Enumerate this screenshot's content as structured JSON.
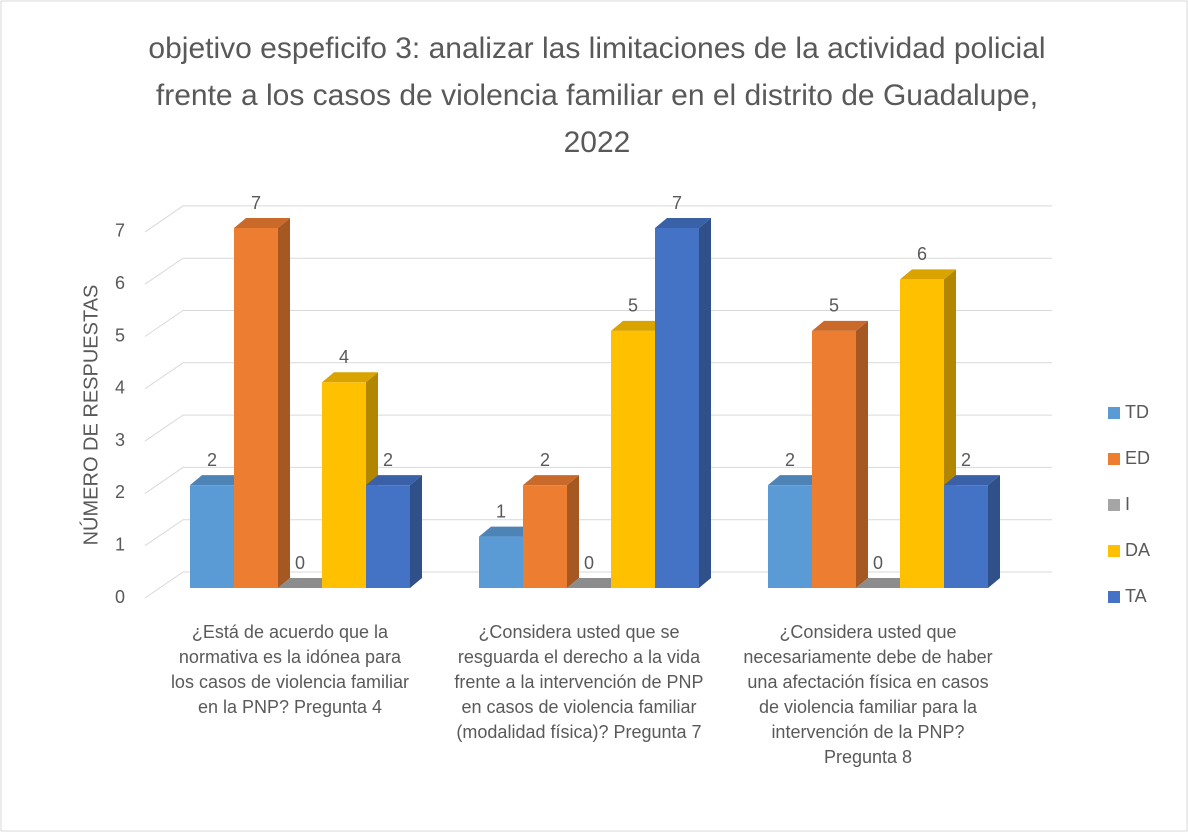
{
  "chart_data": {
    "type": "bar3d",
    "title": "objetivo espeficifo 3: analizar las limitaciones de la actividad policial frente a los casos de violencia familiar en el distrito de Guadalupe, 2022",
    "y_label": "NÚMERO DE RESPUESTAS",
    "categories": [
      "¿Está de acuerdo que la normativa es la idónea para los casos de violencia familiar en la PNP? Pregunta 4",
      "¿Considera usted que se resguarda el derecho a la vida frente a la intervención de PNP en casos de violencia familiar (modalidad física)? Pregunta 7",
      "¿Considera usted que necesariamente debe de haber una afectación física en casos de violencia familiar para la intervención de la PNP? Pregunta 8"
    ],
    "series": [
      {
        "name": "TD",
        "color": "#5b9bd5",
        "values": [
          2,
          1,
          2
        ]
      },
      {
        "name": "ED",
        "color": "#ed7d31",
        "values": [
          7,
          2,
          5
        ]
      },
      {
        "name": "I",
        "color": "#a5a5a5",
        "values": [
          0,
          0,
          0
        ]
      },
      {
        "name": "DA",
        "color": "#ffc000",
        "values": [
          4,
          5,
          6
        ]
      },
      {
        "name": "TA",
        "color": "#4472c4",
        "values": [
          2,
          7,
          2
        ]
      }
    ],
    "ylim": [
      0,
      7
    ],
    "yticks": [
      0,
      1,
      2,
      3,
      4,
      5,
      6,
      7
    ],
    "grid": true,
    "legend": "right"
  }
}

_____

» **Direction**
Report all lines of the material that contain the word "para".

» **Result for this task**
      "¿Está de acuerdo que la normativa es la idónea para los casos de violencia familiar en la PNP? Pregunta 4",
      "¿Considera usted que necesariamente debe de haber una afectación física en casos de violencia familiar para la intervención de la PNP? Pregunta 8"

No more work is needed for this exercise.